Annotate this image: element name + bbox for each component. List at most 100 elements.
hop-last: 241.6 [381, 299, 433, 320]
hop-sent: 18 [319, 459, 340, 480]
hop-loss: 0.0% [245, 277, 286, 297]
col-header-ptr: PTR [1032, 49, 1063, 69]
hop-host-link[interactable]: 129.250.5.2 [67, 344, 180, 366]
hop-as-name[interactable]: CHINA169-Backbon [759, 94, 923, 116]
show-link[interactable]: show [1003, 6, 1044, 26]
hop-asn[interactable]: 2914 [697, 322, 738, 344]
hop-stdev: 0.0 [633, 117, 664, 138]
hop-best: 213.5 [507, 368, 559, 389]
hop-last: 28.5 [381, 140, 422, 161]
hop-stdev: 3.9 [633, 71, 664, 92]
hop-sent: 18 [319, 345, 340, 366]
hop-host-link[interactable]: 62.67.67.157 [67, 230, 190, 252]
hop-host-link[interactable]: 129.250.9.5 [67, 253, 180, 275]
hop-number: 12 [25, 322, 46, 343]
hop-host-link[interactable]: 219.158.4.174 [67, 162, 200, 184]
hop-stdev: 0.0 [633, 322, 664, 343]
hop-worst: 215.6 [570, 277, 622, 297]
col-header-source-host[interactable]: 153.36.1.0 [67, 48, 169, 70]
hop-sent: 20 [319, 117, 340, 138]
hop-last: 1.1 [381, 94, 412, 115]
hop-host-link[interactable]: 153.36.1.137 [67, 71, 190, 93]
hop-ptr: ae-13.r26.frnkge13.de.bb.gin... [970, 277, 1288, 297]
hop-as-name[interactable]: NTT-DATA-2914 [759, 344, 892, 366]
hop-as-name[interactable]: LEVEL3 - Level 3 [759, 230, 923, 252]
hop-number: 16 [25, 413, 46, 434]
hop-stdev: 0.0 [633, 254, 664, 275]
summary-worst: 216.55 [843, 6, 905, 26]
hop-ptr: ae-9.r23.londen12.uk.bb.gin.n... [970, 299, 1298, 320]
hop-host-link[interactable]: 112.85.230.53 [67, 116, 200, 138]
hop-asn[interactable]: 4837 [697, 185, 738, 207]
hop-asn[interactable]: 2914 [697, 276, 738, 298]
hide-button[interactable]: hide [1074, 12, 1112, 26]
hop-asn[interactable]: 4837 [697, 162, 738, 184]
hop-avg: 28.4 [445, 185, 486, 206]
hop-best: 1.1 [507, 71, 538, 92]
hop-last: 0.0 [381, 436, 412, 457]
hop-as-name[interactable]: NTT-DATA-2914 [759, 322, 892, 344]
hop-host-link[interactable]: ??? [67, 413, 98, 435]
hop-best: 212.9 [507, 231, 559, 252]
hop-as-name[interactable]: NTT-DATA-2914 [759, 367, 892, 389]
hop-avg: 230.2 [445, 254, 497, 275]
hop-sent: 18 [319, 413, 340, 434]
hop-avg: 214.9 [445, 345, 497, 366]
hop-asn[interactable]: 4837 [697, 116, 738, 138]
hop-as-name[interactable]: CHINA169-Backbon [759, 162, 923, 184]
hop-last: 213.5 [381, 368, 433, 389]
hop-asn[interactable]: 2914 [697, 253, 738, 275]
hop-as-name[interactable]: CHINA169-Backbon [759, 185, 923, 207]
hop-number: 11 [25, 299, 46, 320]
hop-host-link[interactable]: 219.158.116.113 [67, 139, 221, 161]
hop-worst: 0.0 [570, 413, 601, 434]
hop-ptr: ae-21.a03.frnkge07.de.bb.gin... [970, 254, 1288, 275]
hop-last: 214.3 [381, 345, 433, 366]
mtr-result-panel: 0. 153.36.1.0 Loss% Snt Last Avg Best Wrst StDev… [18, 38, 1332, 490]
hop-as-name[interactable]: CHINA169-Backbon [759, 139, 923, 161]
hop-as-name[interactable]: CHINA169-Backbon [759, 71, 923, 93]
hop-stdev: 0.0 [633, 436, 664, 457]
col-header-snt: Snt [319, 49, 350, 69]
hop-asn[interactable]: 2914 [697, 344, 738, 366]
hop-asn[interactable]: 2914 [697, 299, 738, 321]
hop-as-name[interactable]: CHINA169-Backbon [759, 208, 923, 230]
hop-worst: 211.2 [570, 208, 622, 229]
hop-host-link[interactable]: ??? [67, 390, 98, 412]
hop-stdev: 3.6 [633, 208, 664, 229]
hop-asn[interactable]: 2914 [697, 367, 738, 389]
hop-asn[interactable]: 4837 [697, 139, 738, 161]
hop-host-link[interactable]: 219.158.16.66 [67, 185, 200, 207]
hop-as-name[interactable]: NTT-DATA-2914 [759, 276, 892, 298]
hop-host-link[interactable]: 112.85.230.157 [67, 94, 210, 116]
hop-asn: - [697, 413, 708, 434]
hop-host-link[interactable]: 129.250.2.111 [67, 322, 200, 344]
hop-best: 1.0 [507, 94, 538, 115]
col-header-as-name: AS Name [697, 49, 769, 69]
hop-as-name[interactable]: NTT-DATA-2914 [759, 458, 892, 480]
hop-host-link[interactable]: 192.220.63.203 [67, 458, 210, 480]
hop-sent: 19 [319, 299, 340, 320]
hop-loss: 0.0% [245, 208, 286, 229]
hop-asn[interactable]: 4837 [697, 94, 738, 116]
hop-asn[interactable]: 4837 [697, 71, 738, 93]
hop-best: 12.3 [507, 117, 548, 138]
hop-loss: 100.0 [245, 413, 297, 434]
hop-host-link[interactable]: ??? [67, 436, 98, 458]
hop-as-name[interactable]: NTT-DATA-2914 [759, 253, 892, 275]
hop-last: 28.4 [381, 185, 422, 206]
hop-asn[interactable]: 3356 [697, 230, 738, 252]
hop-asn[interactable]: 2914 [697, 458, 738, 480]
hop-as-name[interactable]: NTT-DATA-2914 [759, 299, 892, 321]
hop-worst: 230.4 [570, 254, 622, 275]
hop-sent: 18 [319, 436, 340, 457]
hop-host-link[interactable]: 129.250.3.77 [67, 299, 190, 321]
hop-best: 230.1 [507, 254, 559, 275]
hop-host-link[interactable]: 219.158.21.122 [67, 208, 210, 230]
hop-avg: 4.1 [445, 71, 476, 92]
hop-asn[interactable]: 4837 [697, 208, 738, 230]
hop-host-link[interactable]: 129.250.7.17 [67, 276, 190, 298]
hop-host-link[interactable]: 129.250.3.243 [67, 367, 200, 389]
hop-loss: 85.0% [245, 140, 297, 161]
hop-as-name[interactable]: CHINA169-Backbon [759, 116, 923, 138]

+ + + + + + +

Report each line of the items above that contains the string "number", matching case exactly.

hop-number: 12 [25, 322, 46, 343]
hop-number: 16 [25, 413, 46, 434]
hop-number: 11 [25, 299, 46, 320]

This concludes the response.